[Dataset records]
## START

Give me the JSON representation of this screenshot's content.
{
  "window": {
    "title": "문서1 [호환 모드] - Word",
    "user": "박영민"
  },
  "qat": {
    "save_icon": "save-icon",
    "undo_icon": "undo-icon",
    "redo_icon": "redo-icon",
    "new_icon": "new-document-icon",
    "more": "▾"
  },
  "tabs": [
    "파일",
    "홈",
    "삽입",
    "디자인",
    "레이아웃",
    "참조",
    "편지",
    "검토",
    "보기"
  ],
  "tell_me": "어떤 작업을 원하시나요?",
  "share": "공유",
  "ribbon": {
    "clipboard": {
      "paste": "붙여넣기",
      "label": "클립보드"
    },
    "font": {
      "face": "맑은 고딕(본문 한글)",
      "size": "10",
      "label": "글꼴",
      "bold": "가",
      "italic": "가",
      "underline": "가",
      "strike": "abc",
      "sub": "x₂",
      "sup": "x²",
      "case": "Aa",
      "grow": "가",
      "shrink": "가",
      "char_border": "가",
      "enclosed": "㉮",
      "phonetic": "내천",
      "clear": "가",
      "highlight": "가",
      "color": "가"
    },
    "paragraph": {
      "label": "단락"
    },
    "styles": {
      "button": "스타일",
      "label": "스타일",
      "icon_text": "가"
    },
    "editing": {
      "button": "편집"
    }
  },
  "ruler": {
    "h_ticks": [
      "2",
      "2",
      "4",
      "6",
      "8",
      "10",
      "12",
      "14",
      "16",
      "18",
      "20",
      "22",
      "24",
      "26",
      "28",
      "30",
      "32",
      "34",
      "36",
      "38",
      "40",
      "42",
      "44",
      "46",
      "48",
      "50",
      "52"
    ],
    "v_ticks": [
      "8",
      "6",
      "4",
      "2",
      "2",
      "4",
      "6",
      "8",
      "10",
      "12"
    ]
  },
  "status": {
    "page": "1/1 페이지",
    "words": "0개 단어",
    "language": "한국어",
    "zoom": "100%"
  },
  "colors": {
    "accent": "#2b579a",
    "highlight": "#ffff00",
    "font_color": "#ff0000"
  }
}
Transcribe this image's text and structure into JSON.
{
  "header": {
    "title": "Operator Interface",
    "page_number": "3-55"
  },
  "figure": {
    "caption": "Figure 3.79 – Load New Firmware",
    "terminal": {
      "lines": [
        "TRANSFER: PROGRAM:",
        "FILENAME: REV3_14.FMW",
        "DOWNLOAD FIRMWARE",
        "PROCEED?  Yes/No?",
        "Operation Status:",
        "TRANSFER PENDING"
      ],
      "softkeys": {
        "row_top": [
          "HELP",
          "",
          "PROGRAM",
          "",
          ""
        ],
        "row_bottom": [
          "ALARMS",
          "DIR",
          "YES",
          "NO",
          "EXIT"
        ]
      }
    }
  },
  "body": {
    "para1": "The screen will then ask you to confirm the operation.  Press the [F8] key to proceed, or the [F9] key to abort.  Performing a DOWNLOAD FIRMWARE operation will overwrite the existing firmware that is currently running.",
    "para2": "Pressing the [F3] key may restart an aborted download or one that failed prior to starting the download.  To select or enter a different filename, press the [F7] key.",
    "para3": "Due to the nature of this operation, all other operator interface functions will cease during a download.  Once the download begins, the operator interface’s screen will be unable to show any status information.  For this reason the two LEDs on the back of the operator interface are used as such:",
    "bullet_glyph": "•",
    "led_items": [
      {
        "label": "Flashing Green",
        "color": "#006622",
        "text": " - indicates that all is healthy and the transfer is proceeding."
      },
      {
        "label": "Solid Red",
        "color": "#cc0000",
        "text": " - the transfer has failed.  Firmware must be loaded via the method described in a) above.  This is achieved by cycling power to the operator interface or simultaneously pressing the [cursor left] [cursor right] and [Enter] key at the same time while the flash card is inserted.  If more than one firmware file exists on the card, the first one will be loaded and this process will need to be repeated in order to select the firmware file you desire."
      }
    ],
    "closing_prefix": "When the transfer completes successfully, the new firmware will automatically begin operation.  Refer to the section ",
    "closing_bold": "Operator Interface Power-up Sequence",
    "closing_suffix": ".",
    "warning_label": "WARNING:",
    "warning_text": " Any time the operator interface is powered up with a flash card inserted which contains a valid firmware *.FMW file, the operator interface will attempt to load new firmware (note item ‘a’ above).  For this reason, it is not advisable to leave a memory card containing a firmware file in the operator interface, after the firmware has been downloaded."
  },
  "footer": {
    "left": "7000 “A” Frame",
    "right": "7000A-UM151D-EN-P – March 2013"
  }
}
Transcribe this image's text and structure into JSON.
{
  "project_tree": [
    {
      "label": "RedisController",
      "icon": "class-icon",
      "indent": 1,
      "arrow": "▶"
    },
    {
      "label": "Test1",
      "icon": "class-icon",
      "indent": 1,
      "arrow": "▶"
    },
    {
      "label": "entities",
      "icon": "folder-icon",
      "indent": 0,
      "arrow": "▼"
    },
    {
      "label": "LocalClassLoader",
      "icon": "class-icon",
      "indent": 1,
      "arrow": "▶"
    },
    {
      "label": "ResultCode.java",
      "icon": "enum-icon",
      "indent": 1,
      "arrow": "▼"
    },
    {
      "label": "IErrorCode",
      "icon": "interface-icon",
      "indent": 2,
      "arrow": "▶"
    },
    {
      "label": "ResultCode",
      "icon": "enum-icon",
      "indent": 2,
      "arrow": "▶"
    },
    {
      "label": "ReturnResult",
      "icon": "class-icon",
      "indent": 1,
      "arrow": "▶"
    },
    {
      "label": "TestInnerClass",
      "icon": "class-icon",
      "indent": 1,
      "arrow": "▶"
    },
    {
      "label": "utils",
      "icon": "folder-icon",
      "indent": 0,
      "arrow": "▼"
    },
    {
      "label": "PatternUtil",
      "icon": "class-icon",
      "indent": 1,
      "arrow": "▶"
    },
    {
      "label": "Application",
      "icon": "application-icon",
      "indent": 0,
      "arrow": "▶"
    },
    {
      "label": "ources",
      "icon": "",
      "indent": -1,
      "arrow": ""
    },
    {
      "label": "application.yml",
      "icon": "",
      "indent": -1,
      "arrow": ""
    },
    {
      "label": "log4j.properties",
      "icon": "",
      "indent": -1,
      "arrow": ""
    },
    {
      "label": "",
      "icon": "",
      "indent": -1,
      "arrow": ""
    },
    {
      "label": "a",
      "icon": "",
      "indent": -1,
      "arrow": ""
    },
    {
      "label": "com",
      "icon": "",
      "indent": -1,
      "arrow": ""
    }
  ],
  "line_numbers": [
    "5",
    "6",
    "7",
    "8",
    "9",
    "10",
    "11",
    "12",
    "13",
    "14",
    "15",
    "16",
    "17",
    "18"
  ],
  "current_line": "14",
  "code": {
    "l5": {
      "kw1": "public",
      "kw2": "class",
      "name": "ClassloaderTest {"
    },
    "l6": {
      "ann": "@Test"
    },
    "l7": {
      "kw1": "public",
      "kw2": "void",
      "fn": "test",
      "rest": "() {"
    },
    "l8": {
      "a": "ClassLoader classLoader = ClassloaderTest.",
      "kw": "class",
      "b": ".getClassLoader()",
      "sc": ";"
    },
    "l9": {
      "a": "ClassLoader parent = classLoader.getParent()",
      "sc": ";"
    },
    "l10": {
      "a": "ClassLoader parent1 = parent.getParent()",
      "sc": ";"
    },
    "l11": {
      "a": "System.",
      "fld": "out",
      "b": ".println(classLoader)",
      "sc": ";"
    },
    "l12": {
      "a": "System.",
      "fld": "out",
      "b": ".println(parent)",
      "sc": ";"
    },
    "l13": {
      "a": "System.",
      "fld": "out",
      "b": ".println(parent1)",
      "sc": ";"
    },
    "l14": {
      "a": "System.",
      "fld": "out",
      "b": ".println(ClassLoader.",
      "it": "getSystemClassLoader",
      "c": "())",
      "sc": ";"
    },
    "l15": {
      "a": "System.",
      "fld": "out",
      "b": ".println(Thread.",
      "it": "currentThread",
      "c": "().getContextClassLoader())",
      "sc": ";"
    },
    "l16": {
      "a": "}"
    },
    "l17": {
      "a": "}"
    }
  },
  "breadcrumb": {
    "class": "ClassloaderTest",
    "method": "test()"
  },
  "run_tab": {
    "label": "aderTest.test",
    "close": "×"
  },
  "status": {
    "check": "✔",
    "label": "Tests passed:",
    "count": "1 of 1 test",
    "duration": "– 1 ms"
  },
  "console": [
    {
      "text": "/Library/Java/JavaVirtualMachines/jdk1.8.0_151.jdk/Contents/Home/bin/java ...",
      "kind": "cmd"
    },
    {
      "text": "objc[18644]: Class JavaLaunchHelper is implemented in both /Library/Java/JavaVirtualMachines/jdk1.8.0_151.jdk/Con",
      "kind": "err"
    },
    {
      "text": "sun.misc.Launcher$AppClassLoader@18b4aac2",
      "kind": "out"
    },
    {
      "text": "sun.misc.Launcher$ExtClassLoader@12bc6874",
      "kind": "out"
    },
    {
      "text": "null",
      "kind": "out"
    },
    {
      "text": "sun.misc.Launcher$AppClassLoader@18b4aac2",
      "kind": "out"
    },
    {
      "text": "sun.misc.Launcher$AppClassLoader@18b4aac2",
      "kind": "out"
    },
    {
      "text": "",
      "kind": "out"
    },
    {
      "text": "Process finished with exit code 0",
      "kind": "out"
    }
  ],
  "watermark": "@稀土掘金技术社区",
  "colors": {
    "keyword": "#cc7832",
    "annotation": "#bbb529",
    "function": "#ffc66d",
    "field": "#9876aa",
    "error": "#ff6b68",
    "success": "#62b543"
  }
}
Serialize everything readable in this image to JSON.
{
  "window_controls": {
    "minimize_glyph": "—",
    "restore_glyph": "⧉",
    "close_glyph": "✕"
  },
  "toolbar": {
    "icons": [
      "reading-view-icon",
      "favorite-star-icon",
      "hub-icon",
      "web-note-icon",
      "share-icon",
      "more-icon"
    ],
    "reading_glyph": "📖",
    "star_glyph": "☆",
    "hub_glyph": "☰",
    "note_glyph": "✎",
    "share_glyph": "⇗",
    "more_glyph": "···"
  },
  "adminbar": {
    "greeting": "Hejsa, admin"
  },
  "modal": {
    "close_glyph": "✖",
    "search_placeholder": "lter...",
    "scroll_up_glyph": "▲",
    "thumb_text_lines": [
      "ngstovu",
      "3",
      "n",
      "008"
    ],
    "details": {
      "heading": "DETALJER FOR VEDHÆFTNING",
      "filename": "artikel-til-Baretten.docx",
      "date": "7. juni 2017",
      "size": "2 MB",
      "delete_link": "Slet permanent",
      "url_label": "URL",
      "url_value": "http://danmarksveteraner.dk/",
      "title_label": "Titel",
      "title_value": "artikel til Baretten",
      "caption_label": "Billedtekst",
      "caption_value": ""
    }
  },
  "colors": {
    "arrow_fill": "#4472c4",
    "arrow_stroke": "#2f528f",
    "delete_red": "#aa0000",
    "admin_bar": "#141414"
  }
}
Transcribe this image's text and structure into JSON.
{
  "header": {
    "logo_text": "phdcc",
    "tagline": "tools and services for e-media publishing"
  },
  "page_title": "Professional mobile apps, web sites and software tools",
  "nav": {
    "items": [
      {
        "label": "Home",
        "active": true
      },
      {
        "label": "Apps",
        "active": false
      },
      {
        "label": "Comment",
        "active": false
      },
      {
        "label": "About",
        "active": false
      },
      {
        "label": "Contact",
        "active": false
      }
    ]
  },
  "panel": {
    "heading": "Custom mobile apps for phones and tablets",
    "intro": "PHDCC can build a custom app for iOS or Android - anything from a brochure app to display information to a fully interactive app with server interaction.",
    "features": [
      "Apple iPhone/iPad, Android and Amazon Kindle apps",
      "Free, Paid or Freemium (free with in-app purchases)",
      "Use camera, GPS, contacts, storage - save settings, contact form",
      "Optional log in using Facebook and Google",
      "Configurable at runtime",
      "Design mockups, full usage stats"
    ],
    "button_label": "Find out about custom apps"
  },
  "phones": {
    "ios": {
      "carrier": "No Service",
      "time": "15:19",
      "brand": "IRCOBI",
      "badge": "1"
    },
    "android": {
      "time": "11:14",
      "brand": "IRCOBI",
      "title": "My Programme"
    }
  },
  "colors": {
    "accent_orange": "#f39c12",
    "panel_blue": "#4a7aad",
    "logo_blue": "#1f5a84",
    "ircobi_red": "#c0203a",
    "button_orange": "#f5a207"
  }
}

## END

WHAT THE EXERCISE ASKS: Leave out every line without the string "ClassloaderTest" and copy the rest.

WORKED SOLUTION:
      "name": "ClassloaderTest {"
      "a": "ClassLoader classLoader = ClassloaderTest.",
    "class": "ClassloaderTest",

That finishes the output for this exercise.